**Stated exercise**
Can you revise the records so that every "chevron-down-icon" becomes "dropdown-arrow-icon", with everything else left unchanged?

Dataset items:
※ ※ ※
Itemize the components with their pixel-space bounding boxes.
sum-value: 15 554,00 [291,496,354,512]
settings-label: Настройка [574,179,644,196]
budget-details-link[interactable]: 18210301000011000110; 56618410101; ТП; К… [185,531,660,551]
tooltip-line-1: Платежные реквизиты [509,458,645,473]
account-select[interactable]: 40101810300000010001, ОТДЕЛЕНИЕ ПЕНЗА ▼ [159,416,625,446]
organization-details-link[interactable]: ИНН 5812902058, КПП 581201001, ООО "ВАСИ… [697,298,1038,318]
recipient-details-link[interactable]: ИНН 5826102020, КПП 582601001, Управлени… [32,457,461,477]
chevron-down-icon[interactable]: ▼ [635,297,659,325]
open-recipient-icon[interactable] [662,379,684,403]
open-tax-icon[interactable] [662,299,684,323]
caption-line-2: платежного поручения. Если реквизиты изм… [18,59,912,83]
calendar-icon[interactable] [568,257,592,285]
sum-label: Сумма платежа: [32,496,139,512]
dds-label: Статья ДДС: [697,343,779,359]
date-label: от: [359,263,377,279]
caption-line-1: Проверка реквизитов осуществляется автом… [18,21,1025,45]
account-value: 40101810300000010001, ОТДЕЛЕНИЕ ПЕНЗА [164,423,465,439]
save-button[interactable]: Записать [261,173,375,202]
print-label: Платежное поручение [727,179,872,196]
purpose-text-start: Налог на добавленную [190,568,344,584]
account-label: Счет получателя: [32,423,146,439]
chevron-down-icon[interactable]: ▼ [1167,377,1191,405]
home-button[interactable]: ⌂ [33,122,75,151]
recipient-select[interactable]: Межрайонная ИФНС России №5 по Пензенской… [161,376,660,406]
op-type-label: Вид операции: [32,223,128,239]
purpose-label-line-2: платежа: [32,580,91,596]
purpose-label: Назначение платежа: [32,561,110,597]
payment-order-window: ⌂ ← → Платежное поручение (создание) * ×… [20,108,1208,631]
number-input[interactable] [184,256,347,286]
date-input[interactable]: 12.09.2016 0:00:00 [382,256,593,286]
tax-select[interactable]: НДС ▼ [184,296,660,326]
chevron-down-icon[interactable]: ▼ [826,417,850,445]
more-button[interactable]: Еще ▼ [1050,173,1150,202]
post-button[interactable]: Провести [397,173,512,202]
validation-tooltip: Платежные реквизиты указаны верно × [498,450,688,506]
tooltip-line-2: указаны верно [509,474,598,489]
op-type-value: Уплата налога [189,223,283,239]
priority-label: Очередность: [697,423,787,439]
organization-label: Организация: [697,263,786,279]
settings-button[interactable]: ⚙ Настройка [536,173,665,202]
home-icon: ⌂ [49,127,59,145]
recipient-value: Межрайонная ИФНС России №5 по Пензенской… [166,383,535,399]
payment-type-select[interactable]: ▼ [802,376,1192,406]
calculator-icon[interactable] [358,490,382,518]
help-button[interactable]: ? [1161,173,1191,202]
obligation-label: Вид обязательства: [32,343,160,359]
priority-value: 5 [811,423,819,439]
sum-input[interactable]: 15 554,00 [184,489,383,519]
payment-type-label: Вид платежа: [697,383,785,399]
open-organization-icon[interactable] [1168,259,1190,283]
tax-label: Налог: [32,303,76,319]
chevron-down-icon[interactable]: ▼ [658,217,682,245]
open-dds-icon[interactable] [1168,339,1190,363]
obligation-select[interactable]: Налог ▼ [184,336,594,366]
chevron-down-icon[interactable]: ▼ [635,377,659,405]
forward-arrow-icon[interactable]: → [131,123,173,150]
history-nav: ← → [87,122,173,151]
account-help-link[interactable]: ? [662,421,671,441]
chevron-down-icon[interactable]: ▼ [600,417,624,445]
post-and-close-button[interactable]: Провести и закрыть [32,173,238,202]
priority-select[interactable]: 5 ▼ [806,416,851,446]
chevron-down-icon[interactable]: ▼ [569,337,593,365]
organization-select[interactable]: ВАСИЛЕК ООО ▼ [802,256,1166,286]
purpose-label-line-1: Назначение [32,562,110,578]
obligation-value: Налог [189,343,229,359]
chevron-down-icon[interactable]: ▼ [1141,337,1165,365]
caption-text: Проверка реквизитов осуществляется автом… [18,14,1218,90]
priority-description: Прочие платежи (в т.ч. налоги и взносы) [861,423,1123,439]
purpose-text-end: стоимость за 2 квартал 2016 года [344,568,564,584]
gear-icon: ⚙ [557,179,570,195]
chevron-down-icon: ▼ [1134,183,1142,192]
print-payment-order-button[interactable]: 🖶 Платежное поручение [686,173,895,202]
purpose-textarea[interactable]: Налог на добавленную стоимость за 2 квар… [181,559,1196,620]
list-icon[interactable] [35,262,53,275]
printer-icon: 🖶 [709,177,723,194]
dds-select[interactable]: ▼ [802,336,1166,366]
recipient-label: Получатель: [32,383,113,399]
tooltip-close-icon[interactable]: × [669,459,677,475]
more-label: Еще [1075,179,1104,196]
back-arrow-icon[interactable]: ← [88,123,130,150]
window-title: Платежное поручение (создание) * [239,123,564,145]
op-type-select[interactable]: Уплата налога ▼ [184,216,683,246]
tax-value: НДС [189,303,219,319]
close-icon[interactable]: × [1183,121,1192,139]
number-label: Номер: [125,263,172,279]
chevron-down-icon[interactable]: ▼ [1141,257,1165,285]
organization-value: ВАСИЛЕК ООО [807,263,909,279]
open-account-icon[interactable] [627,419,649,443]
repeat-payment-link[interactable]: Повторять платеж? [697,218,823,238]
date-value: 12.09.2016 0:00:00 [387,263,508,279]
※ ※ ※
**Expected answer**
Itemize the components with their pixel-space bounding boxes.
sum-value: 15 554,00 [291,496,354,512]
settings-label: Настройка [574,179,644,196]
budget-details-link[interactable]: 18210301000011000110; 56618410101; ТП; К… [185,531,660,551]
tooltip-line-1: Платежные реквизиты [509,458,645,473]
account-select[interactable]: 40101810300000010001, ОТДЕЛЕНИЕ ПЕНЗА ▼ [159,416,625,446]
organization-details-link[interactable]: ИНН 5812902058, КПП 581201001, ООО "ВАСИ… [697,298,1038,318]
recipient-details-link[interactable]: ИНН 5826102020, КПП 582601001, Управлени… [32,457,461,477]
dropdown-arrow-icon[interactable]: ▼ [635,297,659,325]
open-recipient-icon[interactable] [662,379,684,403]
open-tax-icon[interactable] [662,299,684,323]
caption-line-2: платежного поручения. Если реквизиты изм… [18,59,912,83]
calendar-icon[interactable] [568,257,592,285]
sum-label: Сумма платежа: [32,496,139,512]
dds-label: Статья ДДС: [697,343,779,359]
date-label: от: [359,263,377,279]
caption-line-1: Проверка реквизитов осуществляется автом… [18,21,1025,45]
account-value: 40101810300000010001, ОТДЕЛЕНИЕ ПЕНЗА [164,423,465,439]
save-button[interactable]: Записать [261,173,375,202]
print-label: Платежное поручение [727,179,872,196]
purpose-text-start: Налог на добавленную [190,568,344,584]
account-label: Счет получателя: [32,423,146,439]
dropdown-arrow-icon[interactable]: ▼ [1167,377,1191,405]
home-button[interactable]: ⌂ [33,122,75,151]
recipient-select[interactable]: Межрайонная ИФНС России №5 по Пензенской… [161,376,660,406]
op-type-label: Вид операции: [32,223,128,239]
purpose-label-line-2: платежа: [32,580,91,596]
purpose-label: Назначение платежа: [32,561,110,597]
payment-order-window: ⌂ ← → Платежное поручение (создание) * ×… [20,108,1208,631]
number-input[interactable] [184,256,347,286]
date-input[interactable]: 12.09.2016 0:00:00 [382,256,593,286]
tax-select[interactable]: НДС ▼ [184,296,660,326]
dropdown-arrow-icon[interactable]: ▼ [826,417,850,445]
more-button[interactable]: Еще ▼ [1050,173,1150,202]
post-button[interactable]: Провести [397,173,512,202]
validation-tooltip: Платежные реквизиты указаны верно × [498,450,688,506]
tooltip-line-2: указаны верно [509,474,598,489]
op-type-value: Уплата налога [189,223,283,239]
priority-label: Очередность: [697,423,787,439]
organization-label: Организация: [697,263,786,279]
settings-button[interactable]: ⚙ Настройка [536,173,665,202]
home-icon: ⌂ [49,127,59,145]
recipient-value: Межрайонная ИФНС России №5 по Пензенской… [166,383,535,399]
payment-type-select[interactable]: ▼ [802,376,1192,406]
calculator-icon[interactable] [358,490,382,518]
help-button[interactable]: ? [1161,173,1191,202]
obligation-label: Вид обязательства: [32,343,160,359]
priority-value: 5 [811,423,819,439]
sum-input[interactable]: 15 554,00 [184,489,383,519]
payment-type-label: Вид платежа: [697,383,785,399]
open-organization-icon[interactable] [1168,259,1190,283]
tax-label: Налог: [32,303,76,319]
dropdown-arrow-icon[interactable]: ▼ [658,217,682,245]
open-dds-icon[interactable] [1168,339,1190,363]
obligation-select[interactable]: Налог ▼ [184,336,594,366]
dropdown-arrow-icon[interactable]: ▼ [635,377,659,405]
forward-arrow-icon[interactable]: → [131,123,173,150]
history-nav: ← → [87,122,173,151]
account-help-link[interactable]: ? [662,421,671,441]
dropdown-arrow-icon[interactable]: ▼ [600,417,624,445]
post-and-close-button[interactable]: Провести и закрыть [32,173,238,202]
priority-select[interactable]: 5 ▼ [806,416,851,446]
dropdown-arrow-icon[interactable]: ▼ [569,337,593,365]
organization-select[interactable]: ВАСИЛЕК ООО ▼ [802,256,1166,286]
purpose-label-line-1: Назначение [32,562,110,578]
obligation-value: Налог [189,343,229,359]
dropdown-arrow-icon[interactable]: ▼ [1141,337,1165,365]
caption-text: Проверка реквизитов осуществляется автом… [18,14,1218,90]
priority-description: Прочие платежи (в т.ч. налоги и взносы) [861,423,1123,439]
purpose-text-end: стоимость за 2 квартал 2016 года [344,568,564,584]
gear-icon: ⚙ [557,179,570,195]
dropdown-arrow-icon: ▼ [1134,183,1142,192]
print-payment-order-button[interactable]: 🖶 Платежное поручение [686,173,895,202]
purpose-textarea[interactable]: Налог на добавленную стоимость за 2 квар… [181,559,1196,620]
list-icon[interactable] [35,262,53,275]
printer-icon: 🖶 [709,177,723,194]
dds-select[interactable]: ▼ [802,336,1166,366]
recipient-label: Получатель: [32,383,113,399]
tooltip-close-icon[interactable]: × [669,459,677,475]
more-label: Еще [1075,179,1104,196]
back-arrow-icon[interactable]: ← [88,123,130,150]
window-title: Платежное поручение (создание) * [239,123,564,145]
op-type-select[interactable]: Уплата налога ▼ [184,216,683,246]
tax-value: НДС [189,303,219,319]
close-icon[interactable]: × [1183,121,1192,139]
number-label: Номер: [125,263,172,279]
dropdown-arrow-icon[interactable]: ▼ [1141,257,1165,285]
organization-value: ВАСИЛЕК ООО [807,263,909,279]
open-account-icon[interactable] [627,419,649,443]
repeat-payment-link[interactable]: Повторять платеж? [697,218,823,238]
date-value: 12.09.2016 0:00:00 [387,263,508,279]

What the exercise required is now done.